*RECORDS FOR PROCESSING:*
[Start]

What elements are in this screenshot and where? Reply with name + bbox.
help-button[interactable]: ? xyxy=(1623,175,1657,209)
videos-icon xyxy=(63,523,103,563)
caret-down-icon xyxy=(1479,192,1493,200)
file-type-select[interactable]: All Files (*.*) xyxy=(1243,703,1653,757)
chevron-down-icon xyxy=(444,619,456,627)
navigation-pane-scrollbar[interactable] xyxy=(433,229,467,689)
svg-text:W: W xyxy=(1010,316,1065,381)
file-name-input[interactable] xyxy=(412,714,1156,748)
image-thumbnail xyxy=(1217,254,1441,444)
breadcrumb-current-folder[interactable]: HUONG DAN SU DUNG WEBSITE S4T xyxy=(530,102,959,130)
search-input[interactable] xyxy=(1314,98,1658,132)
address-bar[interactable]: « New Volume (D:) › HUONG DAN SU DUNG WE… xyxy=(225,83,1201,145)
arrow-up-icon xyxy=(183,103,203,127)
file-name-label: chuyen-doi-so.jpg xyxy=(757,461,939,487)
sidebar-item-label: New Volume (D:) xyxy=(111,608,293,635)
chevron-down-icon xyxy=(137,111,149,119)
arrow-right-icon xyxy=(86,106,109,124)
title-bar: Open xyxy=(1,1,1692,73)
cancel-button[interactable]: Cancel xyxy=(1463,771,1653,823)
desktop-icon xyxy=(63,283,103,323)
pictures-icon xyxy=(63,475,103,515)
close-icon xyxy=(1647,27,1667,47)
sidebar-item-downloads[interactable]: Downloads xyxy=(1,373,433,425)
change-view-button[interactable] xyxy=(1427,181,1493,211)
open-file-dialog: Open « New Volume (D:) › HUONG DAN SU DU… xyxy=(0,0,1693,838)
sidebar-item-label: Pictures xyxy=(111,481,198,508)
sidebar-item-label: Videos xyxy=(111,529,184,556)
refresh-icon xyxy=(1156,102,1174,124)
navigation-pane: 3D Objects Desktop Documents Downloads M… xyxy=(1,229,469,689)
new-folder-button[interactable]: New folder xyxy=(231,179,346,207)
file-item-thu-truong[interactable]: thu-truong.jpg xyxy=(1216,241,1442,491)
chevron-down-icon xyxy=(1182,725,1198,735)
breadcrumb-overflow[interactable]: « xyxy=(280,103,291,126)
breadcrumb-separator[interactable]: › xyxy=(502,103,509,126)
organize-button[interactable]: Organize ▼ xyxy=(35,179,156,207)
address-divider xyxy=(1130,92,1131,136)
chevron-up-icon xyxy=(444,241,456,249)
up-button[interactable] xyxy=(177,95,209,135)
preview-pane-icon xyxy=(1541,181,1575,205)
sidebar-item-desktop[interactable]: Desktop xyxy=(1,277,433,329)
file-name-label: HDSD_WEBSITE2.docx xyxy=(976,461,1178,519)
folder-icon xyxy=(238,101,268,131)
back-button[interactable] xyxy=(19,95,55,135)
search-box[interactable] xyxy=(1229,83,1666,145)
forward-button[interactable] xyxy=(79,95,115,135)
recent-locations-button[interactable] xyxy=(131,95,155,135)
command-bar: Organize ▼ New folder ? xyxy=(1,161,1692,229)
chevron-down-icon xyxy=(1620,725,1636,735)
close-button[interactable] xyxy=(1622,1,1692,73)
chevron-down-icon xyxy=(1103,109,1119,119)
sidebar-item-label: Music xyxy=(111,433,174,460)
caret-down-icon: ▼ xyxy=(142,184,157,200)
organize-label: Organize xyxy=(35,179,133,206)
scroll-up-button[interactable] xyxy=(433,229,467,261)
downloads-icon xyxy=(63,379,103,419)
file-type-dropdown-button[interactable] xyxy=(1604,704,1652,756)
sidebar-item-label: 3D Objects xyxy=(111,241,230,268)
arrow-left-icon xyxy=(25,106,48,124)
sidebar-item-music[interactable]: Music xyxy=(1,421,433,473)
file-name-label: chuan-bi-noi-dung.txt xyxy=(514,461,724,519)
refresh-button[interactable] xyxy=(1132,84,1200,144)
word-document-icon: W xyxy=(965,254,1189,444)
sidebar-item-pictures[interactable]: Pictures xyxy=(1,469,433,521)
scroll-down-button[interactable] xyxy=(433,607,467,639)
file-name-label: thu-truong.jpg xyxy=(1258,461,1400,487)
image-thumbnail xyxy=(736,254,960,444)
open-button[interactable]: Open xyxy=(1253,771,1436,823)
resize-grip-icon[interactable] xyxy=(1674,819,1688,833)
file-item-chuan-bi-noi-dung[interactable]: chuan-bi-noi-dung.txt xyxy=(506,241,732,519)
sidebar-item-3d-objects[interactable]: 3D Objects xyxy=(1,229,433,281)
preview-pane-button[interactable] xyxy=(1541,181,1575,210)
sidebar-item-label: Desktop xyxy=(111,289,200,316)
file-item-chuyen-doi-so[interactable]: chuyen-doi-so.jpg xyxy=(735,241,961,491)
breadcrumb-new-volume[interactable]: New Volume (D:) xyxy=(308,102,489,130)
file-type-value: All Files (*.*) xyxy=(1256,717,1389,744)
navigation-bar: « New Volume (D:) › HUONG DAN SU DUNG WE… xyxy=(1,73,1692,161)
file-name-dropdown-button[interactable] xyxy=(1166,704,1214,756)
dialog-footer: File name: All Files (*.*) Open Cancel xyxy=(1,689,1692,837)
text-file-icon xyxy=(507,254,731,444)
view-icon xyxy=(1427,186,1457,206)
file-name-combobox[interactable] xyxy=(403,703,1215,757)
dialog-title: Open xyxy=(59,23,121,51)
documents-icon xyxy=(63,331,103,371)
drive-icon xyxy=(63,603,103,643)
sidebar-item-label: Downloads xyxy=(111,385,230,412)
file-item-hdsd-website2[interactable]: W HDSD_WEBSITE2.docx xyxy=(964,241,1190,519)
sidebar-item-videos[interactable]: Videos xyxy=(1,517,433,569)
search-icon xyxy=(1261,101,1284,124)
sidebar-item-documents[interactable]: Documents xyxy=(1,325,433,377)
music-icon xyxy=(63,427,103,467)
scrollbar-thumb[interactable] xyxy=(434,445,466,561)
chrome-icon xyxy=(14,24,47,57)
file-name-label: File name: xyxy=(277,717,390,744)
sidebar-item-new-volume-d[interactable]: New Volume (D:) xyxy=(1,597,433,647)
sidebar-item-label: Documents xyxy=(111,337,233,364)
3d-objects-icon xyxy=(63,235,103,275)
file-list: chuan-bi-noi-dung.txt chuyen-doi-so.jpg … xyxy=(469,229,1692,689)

[End]

*REQUIRED WORK:* Reproduce the records with every occurrence of "sidebar-item-label" replaced by "nav-item-label" and everything else left unchanged.

*SOLVED EXERCISE:*
What elements are in this screenshot and where? Reply with name + bbox.
help-button[interactable]: ? xyxy=(1623,175,1657,209)
videos-icon xyxy=(63,523,103,563)
caret-down-icon xyxy=(1479,192,1493,200)
file-type-select[interactable]: All Files (*.*) xyxy=(1243,703,1653,757)
chevron-down-icon xyxy=(444,619,456,627)
navigation-pane-scrollbar[interactable] xyxy=(433,229,467,689)
svg-text:W: W xyxy=(1010,316,1065,381)
file-name-input[interactable] xyxy=(412,714,1156,748)
image-thumbnail xyxy=(1217,254,1441,444)
breadcrumb-current-folder[interactable]: HUONG DAN SU DUNG WEBSITE S4T xyxy=(530,102,959,130)
search-input[interactable] xyxy=(1314,98,1658,132)
address-bar[interactable]: « New Volume (D:) › HUONG DAN SU DUNG WE… xyxy=(225,83,1201,145)
arrow-up-icon xyxy=(183,103,203,127)
file-name-label: chuyen-doi-so.jpg xyxy=(757,461,939,487)
nav-item-label: New Volume (D:) xyxy=(111,608,293,635)
chevron-down-icon xyxy=(137,111,149,119)
arrow-right-icon xyxy=(86,106,109,124)
title-bar: Open xyxy=(1,1,1692,73)
cancel-button[interactable]: Cancel xyxy=(1463,771,1653,823)
desktop-icon xyxy=(63,283,103,323)
pictures-icon xyxy=(63,475,103,515)
close-icon xyxy=(1647,27,1667,47)
sidebar-item-downloads[interactable]: Downloads xyxy=(1,373,433,425)
change-view-button[interactable] xyxy=(1427,181,1493,211)
open-file-dialog: Open « New Volume (D:) › HUONG DAN SU DU… xyxy=(0,0,1693,838)
nav-item-label: Pictures xyxy=(111,481,198,508)
nav-item-label: Videos xyxy=(111,529,184,556)
refresh-icon xyxy=(1156,102,1174,124)
navigation-pane: 3D Objects Desktop Documents Downloads M… xyxy=(1,229,469,689)
new-folder-button[interactable]: New folder xyxy=(231,179,346,207)
file-item-thu-truong[interactable]: thu-truong.jpg xyxy=(1216,241,1442,491)
chevron-down-icon xyxy=(1182,725,1198,735)
breadcrumb-overflow[interactable]: « xyxy=(280,103,291,126)
breadcrumb-separator[interactable]: › xyxy=(502,103,509,126)
organize-button[interactable]: Organize ▼ xyxy=(35,179,156,207)
address-divider xyxy=(1130,92,1131,136)
chevron-up-icon xyxy=(444,241,456,249)
up-button[interactable] xyxy=(177,95,209,135)
preview-pane-icon xyxy=(1541,181,1575,205)
sidebar-item-desktop[interactable]: Desktop xyxy=(1,277,433,329)
file-name-label: HDSD_WEBSITE2.docx xyxy=(976,461,1178,519)
folder-icon xyxy=(238,101,268,131)
back-button[interactable] xyxy=(19,95,55,135)
search-box[interactable] xyxy=(1229,83,1666,145)
forward-button[interactable] xyxy=(79,95,115,135)
recent-locations-button[interactable] xyxy=(131,95,155,135)
command-bar: Organize ▼ New folder ? xyxy=(1,161,1692,229)
chevron-down-icon xyxy=(1620,725,1636,735)
close-button[interactable] xyxy=(1622,1,1692,73)
chevron-down-icon xyxy=(1103,109,1119,119)
nav-item-label: Music xyxy=(111,433,174,460)
caret-down-icon: ▼ xyxy=(142,184,157,200)
organize-label: Organize xyxy=(35,179,133,206)
scroll-up-button[interactable] xyxy=(433,229,467,261)
downloads-icon xyxy=(63,379,103,419)
file-type-dropdown-button[interactable] xyxy=(1604,704,1652,756)
nav-item-label: 3D Objects xyxy=(111,241,230,268)
arrow-left-icon xyxy=(25,106,48,124)
sidebar-item-music[interactable]: Music xyxy=(1,421,433,473)
file-name-label: chuan-bi-noi-dung.txt xyxy=(514,461,724,519)
refresh-button[interactable] xyxy=(1132,84,1200,144)
word-document-icon: W xyxy=(965,254,1189,444)
sidebar-item-pictures[interactable]: Pictures xyxy=(1,469,433,521)
scroll-down-button[interactable] xyxy=(433,607,467,639)
file-name-label: thu-truong.jpg xyxy=(1258,461,1400,487)
image-thumbnail xyxy=(736,254,960,444)
open-button[interactable]: Open xyxy=(1253,771,1436,823)
resize-grip-icon[interactable] xyxy=(1674,819,1688,833)
file-item-chuan-bi-noi-dung[interactable]: chuan-bi-noi-dung.txt xyxy=(506,241,732,519)
sidebar-item-3d-objects[interactable]: 3D Objects xyxy=(1,229,433,281)
preview-pane-button[interactable] xyxy=(1541,181,1575,210)
nav-item-label: Desktop xyxy=(111,289,200,316)
file-item-chuyen-doi-so[interactable]: chuyen-doi-so.jpg xyxy=(735,241,961,491)
breadcrumb-new-volume[interactable]: New Volume (D:) xyxy=(308,102,489,130)
file-type-value: All Files (*.*) xyxy=(1256,717,1389,744)
navigation-bar: « New Volume (D:) › HUONG DAN SU DUNG WE… xyxy=(1,73,1692,161)
file-name-dropdown-button[interactable] xyxy=(1166,704,1214,756)
dialog-footer: File name: All Files (*.*) Open Cancel xyxy=(1,689,1692,837)
text-file-icon xyxy=(507,254,731,444)
view-icon xyxy=(1427,186,1457,206)
file-name-combobox[interactable] xyxy=(403,703,1215,757)
dialog-title: Open xyxy=(59,23,121,51)
documents-icon xyxy=(63,331,103,371)
drive-icon xyxy=(63,603,103,643)
nav-item-label: Downloads xyxy=(111,385,230,412)
file-item-hdsd-website2[interactable]: W HDSD_WEBSITE2.docx xyxy=(964,241,1190,519)
sidebar-item-videos[interactable]: Videos xyxy=(1,517,433,569)
search-icon xyxy=(1261,101,1284,124)
sidebar-item-documents[interactable]: Documents xyxy=(1,325,433,377)
music-icon xyxy=(63,427,103,467)
scrollbar-thumb[interactable] xyxy=(434,445,466,561)
chrome-icon xyxy=(14,24,47,57)
file-name-label: File name: xyxy=(277,717,390,744)
sidebar-item-new-volume-d[interactable]: New Volume (D:) xyxy=(1,597,433,647)
nav-item-label: Documents xyxy=(111,337,233,364)
3d-objects-icon xyxy=(63,235,103,275)
file-list: chuan-bi-noi-dung.txt chuyen-doi-so.jpg … xyxy=(469,229,1692,689)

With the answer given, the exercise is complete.